Material -

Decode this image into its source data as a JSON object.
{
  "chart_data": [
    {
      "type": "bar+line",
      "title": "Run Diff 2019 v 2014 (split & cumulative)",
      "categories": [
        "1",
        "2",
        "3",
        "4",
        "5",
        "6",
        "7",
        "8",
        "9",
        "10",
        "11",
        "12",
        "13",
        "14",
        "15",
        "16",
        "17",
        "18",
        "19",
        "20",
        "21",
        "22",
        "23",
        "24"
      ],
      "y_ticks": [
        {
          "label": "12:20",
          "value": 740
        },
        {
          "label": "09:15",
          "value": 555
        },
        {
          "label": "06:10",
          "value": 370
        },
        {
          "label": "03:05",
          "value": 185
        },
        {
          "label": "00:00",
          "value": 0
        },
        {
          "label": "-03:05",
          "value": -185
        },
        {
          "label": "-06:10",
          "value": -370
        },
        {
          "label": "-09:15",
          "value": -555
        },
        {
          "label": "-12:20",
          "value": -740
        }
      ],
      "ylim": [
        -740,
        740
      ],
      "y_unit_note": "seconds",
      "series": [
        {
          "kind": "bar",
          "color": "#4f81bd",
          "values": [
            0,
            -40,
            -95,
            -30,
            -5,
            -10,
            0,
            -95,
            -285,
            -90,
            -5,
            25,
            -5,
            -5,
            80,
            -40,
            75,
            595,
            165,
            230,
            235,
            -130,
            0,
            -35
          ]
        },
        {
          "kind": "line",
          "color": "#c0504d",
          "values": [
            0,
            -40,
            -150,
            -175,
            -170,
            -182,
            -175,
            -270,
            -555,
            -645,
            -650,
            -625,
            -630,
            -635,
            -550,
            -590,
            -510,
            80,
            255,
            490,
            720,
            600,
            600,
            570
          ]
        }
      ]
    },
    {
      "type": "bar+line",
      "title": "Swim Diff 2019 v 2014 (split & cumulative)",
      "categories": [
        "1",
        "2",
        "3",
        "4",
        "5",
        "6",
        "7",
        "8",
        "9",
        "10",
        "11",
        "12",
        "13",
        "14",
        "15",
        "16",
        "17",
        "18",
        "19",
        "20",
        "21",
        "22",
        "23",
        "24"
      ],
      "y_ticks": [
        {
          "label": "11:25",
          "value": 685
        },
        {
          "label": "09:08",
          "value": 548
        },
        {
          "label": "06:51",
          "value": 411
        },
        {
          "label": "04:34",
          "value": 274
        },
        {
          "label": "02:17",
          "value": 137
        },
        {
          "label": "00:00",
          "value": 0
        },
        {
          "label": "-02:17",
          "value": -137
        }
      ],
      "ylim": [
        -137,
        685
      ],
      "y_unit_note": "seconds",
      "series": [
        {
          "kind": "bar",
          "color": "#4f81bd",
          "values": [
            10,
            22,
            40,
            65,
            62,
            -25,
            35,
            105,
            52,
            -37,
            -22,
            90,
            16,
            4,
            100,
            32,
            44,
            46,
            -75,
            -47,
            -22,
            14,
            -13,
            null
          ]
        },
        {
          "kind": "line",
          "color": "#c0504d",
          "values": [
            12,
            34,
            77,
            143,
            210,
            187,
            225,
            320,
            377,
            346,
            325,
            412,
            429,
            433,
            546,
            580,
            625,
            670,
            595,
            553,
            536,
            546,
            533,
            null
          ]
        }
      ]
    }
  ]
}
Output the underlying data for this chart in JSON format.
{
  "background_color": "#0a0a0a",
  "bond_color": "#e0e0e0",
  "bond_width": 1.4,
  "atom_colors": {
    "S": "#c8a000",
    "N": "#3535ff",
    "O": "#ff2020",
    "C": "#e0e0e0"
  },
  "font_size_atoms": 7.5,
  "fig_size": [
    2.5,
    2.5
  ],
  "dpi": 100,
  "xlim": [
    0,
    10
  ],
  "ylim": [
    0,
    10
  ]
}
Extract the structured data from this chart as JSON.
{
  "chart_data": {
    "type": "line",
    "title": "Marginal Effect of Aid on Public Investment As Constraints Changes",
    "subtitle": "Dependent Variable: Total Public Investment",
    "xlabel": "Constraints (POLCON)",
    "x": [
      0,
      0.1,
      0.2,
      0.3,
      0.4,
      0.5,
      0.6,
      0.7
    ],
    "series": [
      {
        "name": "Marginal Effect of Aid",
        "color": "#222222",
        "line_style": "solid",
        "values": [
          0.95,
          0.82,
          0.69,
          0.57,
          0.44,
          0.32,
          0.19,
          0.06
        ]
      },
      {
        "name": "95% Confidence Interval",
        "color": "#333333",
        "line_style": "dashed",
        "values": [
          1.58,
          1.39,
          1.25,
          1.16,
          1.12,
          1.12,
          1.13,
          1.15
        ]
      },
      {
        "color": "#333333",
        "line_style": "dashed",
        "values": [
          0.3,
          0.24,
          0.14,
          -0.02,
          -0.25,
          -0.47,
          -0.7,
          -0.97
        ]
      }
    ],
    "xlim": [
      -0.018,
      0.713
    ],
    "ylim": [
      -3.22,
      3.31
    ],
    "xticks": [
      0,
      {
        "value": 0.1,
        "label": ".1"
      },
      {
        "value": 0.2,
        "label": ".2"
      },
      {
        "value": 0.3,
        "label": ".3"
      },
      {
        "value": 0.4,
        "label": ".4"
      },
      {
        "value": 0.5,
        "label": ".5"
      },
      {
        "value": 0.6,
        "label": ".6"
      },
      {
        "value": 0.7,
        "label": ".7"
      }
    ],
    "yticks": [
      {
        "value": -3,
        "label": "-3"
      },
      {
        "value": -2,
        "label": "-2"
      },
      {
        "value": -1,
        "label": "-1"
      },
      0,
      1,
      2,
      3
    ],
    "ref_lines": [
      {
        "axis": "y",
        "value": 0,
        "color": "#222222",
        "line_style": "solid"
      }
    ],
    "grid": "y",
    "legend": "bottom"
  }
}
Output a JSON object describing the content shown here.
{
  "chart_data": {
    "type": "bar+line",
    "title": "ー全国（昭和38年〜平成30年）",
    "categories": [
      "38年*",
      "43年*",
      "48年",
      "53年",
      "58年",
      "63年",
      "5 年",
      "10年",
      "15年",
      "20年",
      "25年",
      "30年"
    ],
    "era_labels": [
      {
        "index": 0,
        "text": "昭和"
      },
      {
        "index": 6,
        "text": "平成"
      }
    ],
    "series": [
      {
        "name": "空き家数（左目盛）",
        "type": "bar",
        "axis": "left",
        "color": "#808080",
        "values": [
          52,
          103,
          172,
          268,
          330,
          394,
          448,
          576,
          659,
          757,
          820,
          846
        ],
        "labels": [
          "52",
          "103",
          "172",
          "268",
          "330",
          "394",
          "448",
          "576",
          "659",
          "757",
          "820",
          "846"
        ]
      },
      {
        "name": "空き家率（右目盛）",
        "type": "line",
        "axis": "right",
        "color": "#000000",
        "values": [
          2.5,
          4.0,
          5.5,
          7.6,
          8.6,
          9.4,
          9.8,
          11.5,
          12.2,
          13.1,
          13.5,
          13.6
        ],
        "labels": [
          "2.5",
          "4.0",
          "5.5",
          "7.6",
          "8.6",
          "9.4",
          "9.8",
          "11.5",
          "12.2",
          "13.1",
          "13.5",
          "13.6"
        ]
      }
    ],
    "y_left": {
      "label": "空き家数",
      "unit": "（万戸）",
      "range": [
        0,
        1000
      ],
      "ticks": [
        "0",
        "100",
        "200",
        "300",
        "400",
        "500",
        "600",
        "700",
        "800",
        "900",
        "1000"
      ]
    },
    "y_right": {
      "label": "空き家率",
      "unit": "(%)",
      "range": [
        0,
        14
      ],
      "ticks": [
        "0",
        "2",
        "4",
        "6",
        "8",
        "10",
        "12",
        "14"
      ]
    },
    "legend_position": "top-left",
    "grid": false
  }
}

Task instructions - Emit the full listing verbatim.

Written reply -
Decode this image into its source data as a JSON object.
{
  "chart_data": [
    {
      "type": "bar+line",
      "title": "Run Diff 2019 v 2014 (split & cumulative)",
      "categories": [
        "1",
        "2",
        "3",
        "4",
        "5",
        "6",
        "7",
        "8",
        "9",
        "10",
        "11",
        "12",
        "13",
        "14",
        "15",
        "16",
        "17",
        "18",
        "19",
        "20",
        "21",
        "22",
        "23",
        "24"
      ],
      "y_ticks": [
        {
          "label": "12:20",
          "value": 740
        },
        {
          "label": "09:15",
          "value": 555
        },
        {
          "label": "06:10",
          "value": 370
        },
        {
          "label": "03:05",
          "value": 185
        },
        {
          "label": "00:00",
          "value": 0
        },
        {
          "label": "-03:05",
          "value": -185
        },
        {
          "label": "-06:10",
          "value": -370
        },
        {
          "label": "-09:15",
          "value": -555
        },
        {
          "label": "-12:20",
          "value": -740
        }
      ],
      "ylim": [
        -740,
        740
      ],
      "y_unit_note": "seconds",
      "series": [
        {
          "kind": "bar",
          "color": "#4f81bd",
          "values": [
            0,
            -40,
            -95,
            -30,
            -5,
            -10,
            0,
            -95,
            -285,
            -90,
            -5,
            25,
            -5,
            -5,
            80,
            -40,
            75,
            595,
            165,
            230,
            235,
            -130,
            0,
            -35
          ]
        },
        {
          "kind": "line",
          "color": "#c0504d",
          "values": [
            0,
            -40,
            -150,
            -175,
            -170,
            -182,
            -175,
            -270,
            -555,
            -645,
            -650,
            -625,
            -630,
            -635,
            -550,
            -590,
            -510,
            80,
            255,
            490,
            720,
            600,
            600,
            570
          ]
        }
      ]
    },
    {
      "type": "bar+line",
      "title": "Swim Diff 2019 v 2014 (split & cumulative)",
      "categories": [
        "1",
        "2",
        "3",
        "4",
        "5",
        "6",
        "7",
        "8",
        "9",
        "10",
        "11",
        "12",
        "13",
        "14",
        "15",
        "16",
        "17",
        "18",
        "19",
        "20",
        "21",
        "22",
        "23",
        "24"
      ],
      "y_ticks": [
        {
          "label": "11:25",
          "value": 685
        },
        {
          "label": "09:08",
          "value": 548
        },
        {
          "label": "06:51",
          "value": 411
        },
        {
          "label": "04:34",
          "value": 274
        },
        {
          "label": "02:17",
          "value": 137
        },
        {
          "label": "00:00",
          "value": 0
        },
        {
          "label": "-02:17",
          "value": -137
        }
      ],
      "ylim": [
        -137,
        685
      ],
      "y_unit_note": "seconds",
      "series": [
        {
          "kind": "bar",
          "color": "#4f81bd",
          "values": [
            10,
            22,
            40,
            65,
            62,
            -25,
            35,
            105,
            52,
            -37,
            -22,
            90,
            16,
            4,
            100,
            32,
            44,
            46,
            -75,
            -47,
            -22,
            14,
            -13,
            null
          ]
        },
        {
          "kind": "line",
          "color": "#c0504d",
          "values": [
            12,
            34,
            77,
            143,
            210,
            187,
            225,
            320,
            377,
            346,
            325,
            412,
            429,
            433,
            546,
            580,
            625,
            670,
            595,
            553,
            536,
            546,
            533,
            null
          ]
        }
      ]
    }
  ]
}
Output the underlying data for this chart in JSON format.
{
  "background_color": "#0a0a0a",
  "bond_color": "#e0e0e0",
  "bond_width": 1.4,
  "atom_colors": {
    "S": "#c8a000",
    "N": "#3535ff",
    "O": "#ff2020",
    "C": "#e0e0e0"
  },
  "font_size_atoms": 7.5,
  "fig_size": [
    2.5,
    2.5
  ],
  "dpi": 100,
  "xlim": [
    0,
    10
  ],
  "ylim": [
    0,
    10
  ]
}
Extract the structured data from this chart as JSON.
{
  "chart_data": {
    "type": "line",
    "title": "Marginal Effect of Aid on Public Investment As Constraints Changes",
    "subtitle": "Dependent Variable: Total Public Investment",
    "xlabel": "Constraints (POLCON)",
    "x": [
      0,
      0.1,
      0.2,
      0.3,
      0.4,
      0.5,
      0.6,
      0.7
    ],
    "series": [
      {
        "name": "Marginal Effect of Aid",
        "color": "#222222",
        "line_style": "solid",
        "values": [
          0.95,
          0.82,
          0.69,
          0.57,
          0.44,
          0.32,
          0.19,
          0.06
        ]
      },
      {
        "name": "95% Confidence Interval",
        "color": "#333333",
        "line_style": "dashed",
        "values": [
          1.58,
          1.39,
          1.25,
          1.16,
          1.12,
          1.12,
          1.13,
          1.15
        ]
      },
      {
        "color": "#333333",
        "line_style": "dashed",
        "values": [
          0.3,
          0.24,
          0.14,
          -0.02,
          -0.25,
          -0.47,
          -0.7,
          -0.97
        ]
      }
    ],
    "xlim": [
      -0.018,
      0.713
    ],
    "ylim": [
      -3.22,
      3.31
    ],
    "xticks": [
      0,
      {
        "value": 0.1,
        "label": ".1"
      },
      {
        "value": 0.2,
        "label": ".2"
      },
      {
        "value": 0.3,
        "label": ".3"
      },
      {
        "value": 0.4,
        "label": ".4"
      },
      {
        "value": 0.5,
        "label": ".5"
      },
      {
        "value": 0.6,
        "label": ".6"
      },
      {
        "value": 0.7,
        "label": ".7"
      }
    ],
    "yticks": [
      {
        "value": -3,
        "label": "-3"
      },
      {
        "value": -2,
        "label": "-2"
      },
      {
        "value": -1,
        "label": "-1"
      },
      0,
      1,
      2,
      3
    ],
    "ref_lines": [
      {
        "axis": "y",
        "value": 0,
        "color": "#222222",
        "line_style": "solid"
      }
    ],
    "grid": "y",
    "legend": "bottom"
  }
}
Output a JSON object describing the content shown here.
{
  "chart_data": {
    "type": "bar+line",
    "title": "ー全国（昭和38年〜平成30年）",
    "categories": [
      "38年*",
      "43年*",
      "48年",
      "53年",
      "58年",
      "63年",
      "5 年",
      "10年",
      "15年",
      "20年",
      "25年",
      "30年"
    ],
    "era_labels": [
      {
        "index": 0,
        "text": "昭和"
      },
      {
        "index": 6,
        "text": "平成"
      }
    ],
    "series": [
      {
        "name": "空き家数（左目盛）",
        "type": "bar",
        "axis": "left",
        "color": "#808080",
        "values": [
          52,
          103,
          172,
          268,
          330,
          394,
          448,
          576,
          659,
          757,
          820,
          846
        ],
        "labels": [
          "52",
          "103",
          "172",
          "268",
          "330",
          "394",
          "448",
          "576",
          "659",
          "757",
          "820",
          "846"
        ]
      },
      {
        "name": "空き家率（右目盛）",
        "type": "line",
        "axis": "right",
        "color": "#000000",
        "values": [
          2.5,
          4.0,
          5.5,
          7.6,
          8.6,
          9.4,
          9.8,
          11.5,
          12.2,
          13.1,
          13.5,
          13.6
        ],
        "labels": [
          "2.5",
          "4.0",
          "5.5",
          "7.6",
          "8.6",
          "9.4",
          "9.8",
          "11.5",
          "12.2",
          "13.1",
          "13.5",
          "13.6"
        ]
      }
    ],
    "y_left": {
      "label": "空き家数",
      "unit": "（万戸）",
      "range": [
        0,
        1000
      ],
      "ticks": [
        "0",
        "100",
        "200",
        "300",
        "400",
        "500",
        "600",
        "700",
        "800",
        "900",
        "1000"
      ]
    },
    "y_right": {
      "label": "空き家率",
      "unit": "(%)",
      "range": [
        0,
        14
      ],
      "ticks": [
        "0",
        "2",
        "4",
        "6",
        "8",
        "10",
        "12",
        "14"
      ]
    },
    "legend_position": "top-left",
    "grid": false
  }
}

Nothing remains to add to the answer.